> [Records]
=-=-=

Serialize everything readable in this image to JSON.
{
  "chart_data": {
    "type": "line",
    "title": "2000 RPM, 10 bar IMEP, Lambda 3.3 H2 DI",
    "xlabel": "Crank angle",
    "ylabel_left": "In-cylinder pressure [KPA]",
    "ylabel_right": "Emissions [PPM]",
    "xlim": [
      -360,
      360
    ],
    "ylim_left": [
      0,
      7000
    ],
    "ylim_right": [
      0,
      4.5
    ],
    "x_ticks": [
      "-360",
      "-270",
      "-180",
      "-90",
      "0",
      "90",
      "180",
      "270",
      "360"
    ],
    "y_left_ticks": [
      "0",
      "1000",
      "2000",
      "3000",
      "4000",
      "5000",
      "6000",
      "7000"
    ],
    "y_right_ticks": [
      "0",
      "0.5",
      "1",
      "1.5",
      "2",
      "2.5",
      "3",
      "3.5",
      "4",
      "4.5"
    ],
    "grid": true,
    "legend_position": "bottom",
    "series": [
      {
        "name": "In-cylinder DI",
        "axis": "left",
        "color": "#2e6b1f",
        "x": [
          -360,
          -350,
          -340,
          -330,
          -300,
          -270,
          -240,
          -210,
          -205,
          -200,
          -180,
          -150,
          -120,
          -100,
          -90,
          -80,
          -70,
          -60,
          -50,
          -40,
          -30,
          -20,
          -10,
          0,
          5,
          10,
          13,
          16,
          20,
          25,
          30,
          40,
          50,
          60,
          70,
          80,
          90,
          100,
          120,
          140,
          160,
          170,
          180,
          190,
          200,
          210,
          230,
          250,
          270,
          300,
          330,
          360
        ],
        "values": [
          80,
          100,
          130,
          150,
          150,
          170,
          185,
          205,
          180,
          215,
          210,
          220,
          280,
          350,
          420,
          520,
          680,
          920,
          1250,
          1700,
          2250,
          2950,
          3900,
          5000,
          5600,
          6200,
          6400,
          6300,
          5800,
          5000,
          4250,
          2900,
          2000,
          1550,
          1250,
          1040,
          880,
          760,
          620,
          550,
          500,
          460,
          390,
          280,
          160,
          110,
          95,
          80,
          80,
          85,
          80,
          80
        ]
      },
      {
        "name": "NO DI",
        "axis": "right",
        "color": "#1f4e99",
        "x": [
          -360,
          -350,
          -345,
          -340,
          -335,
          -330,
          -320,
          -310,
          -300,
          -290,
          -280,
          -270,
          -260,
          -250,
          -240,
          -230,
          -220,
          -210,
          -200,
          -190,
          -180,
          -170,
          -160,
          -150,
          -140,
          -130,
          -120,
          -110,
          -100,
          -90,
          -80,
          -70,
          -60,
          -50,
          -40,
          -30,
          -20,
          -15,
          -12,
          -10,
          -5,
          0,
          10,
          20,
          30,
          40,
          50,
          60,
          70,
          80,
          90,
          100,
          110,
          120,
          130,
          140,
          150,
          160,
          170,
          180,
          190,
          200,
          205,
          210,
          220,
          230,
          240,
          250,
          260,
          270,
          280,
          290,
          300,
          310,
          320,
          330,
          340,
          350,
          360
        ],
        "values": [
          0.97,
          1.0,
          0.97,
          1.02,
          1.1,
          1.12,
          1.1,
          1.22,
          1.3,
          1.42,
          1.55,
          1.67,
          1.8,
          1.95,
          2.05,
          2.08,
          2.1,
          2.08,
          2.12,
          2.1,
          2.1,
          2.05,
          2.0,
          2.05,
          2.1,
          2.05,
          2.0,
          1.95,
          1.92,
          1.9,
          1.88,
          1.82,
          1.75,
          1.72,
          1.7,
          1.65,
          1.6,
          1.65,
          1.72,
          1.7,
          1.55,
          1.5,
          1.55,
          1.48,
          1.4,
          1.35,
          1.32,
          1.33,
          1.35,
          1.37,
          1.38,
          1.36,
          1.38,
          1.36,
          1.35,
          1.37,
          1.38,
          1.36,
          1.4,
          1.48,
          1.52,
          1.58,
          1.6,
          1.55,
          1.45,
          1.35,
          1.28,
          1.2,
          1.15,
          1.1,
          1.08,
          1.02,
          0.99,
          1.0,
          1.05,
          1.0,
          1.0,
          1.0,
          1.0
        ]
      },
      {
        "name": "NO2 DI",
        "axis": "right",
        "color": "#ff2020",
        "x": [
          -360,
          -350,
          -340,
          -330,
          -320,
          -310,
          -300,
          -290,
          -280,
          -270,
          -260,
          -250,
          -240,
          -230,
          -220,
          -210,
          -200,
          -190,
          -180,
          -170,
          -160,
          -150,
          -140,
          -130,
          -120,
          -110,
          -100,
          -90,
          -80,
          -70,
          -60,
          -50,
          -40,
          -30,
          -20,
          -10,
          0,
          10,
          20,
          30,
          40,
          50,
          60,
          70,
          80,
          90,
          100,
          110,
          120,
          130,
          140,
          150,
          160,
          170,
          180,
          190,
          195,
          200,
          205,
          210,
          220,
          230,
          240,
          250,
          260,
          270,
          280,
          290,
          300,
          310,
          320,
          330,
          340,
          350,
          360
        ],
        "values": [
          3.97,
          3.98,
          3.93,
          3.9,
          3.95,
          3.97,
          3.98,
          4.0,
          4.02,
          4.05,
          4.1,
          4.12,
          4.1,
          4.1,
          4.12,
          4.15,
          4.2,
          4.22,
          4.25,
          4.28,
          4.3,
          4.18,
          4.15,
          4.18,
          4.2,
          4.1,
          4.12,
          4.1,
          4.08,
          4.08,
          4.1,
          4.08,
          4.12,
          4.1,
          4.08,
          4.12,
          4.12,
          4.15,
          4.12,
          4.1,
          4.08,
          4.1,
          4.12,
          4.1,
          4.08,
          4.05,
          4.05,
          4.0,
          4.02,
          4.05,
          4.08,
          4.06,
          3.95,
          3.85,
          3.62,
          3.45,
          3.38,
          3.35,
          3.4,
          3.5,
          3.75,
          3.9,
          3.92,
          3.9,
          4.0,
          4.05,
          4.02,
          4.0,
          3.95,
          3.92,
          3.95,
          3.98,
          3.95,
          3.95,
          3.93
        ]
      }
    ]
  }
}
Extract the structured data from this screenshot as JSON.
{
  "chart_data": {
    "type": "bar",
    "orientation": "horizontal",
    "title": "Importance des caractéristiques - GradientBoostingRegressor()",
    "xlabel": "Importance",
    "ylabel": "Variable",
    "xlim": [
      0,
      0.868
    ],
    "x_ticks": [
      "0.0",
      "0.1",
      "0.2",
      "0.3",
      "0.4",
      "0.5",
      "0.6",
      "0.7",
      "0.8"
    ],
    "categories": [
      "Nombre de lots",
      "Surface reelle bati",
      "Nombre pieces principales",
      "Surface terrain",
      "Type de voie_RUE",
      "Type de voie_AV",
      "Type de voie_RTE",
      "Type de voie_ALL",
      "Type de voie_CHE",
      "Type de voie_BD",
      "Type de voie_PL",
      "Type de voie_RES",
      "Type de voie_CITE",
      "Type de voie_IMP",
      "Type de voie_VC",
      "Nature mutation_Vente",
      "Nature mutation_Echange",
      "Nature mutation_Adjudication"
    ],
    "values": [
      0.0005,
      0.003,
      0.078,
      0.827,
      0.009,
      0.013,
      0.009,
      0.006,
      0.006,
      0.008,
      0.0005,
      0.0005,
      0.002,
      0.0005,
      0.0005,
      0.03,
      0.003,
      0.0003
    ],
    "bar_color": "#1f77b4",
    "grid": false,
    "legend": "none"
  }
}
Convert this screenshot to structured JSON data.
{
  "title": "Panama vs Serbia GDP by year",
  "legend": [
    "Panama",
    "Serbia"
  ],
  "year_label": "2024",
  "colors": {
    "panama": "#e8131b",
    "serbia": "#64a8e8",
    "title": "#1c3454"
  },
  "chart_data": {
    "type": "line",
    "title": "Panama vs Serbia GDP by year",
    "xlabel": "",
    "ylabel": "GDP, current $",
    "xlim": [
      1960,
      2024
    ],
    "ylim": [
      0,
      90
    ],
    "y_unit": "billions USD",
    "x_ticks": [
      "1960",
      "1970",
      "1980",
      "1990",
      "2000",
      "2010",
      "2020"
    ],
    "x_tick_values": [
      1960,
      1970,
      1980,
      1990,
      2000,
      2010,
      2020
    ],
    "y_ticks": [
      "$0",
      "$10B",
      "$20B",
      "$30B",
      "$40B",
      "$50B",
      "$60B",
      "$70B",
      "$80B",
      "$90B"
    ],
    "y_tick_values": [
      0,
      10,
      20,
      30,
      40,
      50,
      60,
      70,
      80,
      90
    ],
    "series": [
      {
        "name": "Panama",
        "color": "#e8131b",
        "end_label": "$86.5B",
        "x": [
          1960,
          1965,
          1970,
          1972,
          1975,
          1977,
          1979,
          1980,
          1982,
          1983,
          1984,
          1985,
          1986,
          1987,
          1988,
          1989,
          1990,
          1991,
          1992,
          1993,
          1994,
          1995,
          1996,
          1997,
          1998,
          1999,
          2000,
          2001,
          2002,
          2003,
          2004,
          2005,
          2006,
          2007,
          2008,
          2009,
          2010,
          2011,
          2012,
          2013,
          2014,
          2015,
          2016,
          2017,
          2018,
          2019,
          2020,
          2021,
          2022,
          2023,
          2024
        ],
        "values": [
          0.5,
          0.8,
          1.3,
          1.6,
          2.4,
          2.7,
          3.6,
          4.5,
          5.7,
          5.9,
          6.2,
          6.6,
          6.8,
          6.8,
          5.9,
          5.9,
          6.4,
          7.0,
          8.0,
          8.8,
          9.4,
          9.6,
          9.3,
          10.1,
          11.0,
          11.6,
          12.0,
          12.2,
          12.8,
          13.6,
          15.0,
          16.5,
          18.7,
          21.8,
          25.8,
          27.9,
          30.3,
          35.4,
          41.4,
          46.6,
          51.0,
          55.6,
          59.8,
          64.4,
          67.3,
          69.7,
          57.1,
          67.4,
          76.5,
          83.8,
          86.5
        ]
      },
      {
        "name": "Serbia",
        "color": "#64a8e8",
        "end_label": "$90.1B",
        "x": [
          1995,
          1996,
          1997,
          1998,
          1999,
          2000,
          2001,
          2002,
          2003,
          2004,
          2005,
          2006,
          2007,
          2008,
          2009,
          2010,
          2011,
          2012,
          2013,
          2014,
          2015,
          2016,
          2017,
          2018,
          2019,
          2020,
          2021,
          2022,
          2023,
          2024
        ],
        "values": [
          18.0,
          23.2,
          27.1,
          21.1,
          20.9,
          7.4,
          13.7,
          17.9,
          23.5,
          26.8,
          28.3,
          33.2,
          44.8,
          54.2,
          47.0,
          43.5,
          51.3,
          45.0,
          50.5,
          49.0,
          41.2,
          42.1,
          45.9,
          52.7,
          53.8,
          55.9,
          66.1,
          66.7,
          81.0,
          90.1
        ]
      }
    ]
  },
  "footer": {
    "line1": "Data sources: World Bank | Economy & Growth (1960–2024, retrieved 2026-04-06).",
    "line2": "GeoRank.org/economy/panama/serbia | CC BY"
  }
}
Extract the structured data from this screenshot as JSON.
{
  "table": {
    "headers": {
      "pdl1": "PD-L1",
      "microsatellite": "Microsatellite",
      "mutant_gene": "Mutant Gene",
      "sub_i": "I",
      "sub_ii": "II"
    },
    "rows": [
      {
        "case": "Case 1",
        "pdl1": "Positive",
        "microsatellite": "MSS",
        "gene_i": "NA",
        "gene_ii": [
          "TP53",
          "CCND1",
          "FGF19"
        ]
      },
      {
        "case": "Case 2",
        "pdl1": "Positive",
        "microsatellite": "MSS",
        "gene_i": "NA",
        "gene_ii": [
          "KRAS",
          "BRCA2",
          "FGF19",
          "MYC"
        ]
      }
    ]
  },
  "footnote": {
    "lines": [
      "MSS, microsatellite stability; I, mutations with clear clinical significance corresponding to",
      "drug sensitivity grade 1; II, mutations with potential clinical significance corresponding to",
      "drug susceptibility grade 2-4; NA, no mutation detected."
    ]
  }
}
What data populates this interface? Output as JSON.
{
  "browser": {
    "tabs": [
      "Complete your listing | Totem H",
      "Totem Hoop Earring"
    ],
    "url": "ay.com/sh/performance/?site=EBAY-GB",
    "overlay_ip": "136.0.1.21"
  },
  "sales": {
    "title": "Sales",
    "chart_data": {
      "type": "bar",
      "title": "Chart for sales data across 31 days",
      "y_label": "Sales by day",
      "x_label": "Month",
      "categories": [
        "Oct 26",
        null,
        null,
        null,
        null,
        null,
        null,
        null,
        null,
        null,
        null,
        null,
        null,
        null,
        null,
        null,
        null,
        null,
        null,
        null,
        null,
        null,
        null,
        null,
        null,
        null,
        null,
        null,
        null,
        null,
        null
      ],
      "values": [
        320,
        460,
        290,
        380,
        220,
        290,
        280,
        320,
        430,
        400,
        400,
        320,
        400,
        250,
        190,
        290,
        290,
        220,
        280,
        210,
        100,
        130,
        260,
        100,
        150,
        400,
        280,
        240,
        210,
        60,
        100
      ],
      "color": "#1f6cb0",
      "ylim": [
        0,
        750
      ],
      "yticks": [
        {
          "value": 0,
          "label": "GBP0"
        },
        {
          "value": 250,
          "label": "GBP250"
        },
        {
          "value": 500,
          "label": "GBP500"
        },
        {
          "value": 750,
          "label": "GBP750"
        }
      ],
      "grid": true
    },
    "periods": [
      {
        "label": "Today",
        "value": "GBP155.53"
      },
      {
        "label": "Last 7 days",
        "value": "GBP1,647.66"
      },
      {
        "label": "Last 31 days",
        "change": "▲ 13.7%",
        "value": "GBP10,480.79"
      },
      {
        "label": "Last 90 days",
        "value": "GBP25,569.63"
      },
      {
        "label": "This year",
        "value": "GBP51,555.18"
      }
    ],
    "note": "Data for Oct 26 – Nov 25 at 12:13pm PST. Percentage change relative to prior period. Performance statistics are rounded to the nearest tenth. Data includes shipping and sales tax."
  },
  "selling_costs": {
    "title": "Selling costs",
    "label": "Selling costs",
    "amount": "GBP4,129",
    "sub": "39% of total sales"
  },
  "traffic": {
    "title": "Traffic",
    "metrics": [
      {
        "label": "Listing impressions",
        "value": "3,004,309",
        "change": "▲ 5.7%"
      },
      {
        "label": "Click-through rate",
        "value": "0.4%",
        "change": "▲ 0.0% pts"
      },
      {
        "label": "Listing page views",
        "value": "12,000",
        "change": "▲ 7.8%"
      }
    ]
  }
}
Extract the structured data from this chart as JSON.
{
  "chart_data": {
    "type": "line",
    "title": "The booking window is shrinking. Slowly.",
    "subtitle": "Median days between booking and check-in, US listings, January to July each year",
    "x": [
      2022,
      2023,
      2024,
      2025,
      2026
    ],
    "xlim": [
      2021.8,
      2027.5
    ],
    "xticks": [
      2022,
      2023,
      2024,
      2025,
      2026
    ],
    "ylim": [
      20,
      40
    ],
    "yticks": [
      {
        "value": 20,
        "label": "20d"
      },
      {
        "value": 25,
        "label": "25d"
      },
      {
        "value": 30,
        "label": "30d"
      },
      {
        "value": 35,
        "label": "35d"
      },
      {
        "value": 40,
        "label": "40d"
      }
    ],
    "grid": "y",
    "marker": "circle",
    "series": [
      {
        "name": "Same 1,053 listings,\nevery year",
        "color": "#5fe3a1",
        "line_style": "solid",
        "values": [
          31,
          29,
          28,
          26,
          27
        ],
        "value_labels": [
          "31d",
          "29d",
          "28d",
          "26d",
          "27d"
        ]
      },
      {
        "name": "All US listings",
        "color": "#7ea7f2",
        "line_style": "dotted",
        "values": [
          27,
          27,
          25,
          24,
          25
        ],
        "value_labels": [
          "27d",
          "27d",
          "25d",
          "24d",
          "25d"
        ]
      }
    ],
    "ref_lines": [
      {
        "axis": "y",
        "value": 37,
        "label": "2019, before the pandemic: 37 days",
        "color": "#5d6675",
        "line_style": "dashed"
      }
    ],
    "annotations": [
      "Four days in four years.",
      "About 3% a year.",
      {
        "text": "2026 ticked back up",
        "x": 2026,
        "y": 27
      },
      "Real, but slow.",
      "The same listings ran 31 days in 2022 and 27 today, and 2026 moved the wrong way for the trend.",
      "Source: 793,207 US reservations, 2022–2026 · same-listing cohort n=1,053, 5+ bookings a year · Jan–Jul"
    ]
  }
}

=-=-=

> [Written instruction] Locate all lines in the listing above with the word "corresponding" and copy them.

> [Full solution]
      "MSS, microsatellite stability; I, mutations with clear clinical significance corresponding to",
      "drug sensitivity grade 1; II, mutations with potential clinical significance corresponding to",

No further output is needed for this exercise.